***** DATA EXTRACT

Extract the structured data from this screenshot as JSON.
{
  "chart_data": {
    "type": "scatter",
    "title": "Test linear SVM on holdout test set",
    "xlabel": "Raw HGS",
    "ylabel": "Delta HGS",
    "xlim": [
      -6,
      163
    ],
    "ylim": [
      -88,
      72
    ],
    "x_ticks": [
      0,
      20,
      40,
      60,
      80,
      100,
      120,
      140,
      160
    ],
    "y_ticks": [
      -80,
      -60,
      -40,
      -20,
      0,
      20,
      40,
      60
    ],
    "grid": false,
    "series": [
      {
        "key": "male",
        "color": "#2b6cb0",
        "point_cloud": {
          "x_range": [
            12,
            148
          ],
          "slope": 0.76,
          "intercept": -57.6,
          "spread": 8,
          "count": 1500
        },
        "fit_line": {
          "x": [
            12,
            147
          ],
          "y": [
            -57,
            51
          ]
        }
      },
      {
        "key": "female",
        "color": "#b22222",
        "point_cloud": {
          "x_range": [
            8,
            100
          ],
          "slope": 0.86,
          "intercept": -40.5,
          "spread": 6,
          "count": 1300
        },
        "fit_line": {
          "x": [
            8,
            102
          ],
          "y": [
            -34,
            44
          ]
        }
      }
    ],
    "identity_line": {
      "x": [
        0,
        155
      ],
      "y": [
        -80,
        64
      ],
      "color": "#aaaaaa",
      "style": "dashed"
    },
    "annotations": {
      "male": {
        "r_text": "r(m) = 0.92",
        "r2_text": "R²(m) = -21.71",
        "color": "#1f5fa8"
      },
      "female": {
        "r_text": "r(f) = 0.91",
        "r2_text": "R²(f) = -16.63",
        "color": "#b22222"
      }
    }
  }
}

**********

> **DO THIS**
The listing above should be transcribed in full, exactly as written.

> **SOLVED PROBLEM**
Extract the structured data from this screenshot as JSON.
{
  "chart_data": {
    "type": "scatter",
    "title": "Test linear SVM on holdout test set",
    "xlabel": "Raw HGS",
    "ylabel": "Delta HGS",
    "xlim": [
      -6,
      163
    ],
    "ylim": [
      -88,
      72
    ],
    "x_ticks": [
      0,
      20,
      40,
      60,
      80,
      100,
      120,
      140,
      160
    ],
    "y_ticks": [
      -80,
      -60,
      -40,
      -20,
      0,
      20,
      40,
      60
    ],
    "grid": false,
    "series": [
      {
        "key": "male",
        "color": "#2b6cb0",
        "point_cloud": {
          "x_range": [
            12,
            148
          ],
          "slope": 0.76,
          "intercept": -57.6,
          "spread": 8,
          "count": 1500
        },
        "fit_line": {
          "x": [
            12,
            147
          ],
          "y": [
            -57,
            51
          ]
        }
      },
      {
        "key": "female",
        "color": "#b22222",
        "point_cloud": {
          "x_range": [
            8,
            100
          ],
          "slope": 0.86,
          "intercept": -40.5,
          "spread": 6,
          "count": 1300
        },
        "fit_line": {
          "x": [
            8,
            102
          ],
          "y": [
            -34,
            44
          ]
        }
      }
    ],
    "identity_line": {
      "x": [
        0,
        155
      ],
      "y": [
        -80,
        64
      ],
      "color": "#aaaaaa",
      "style": "dashed"
    },
    "annotations": {
      "male": {
        "r_text": "r(m) = 0.92",
        "r2_text": "R²(m) = -21.71",
        "color": "#1f5fa8"
      },
      "female": {
        "r_text": "r(f) = 0.91",
        "r2_text": "R²(f) = -16.63",
        "color": "#b22222"
      }
    }
  }
}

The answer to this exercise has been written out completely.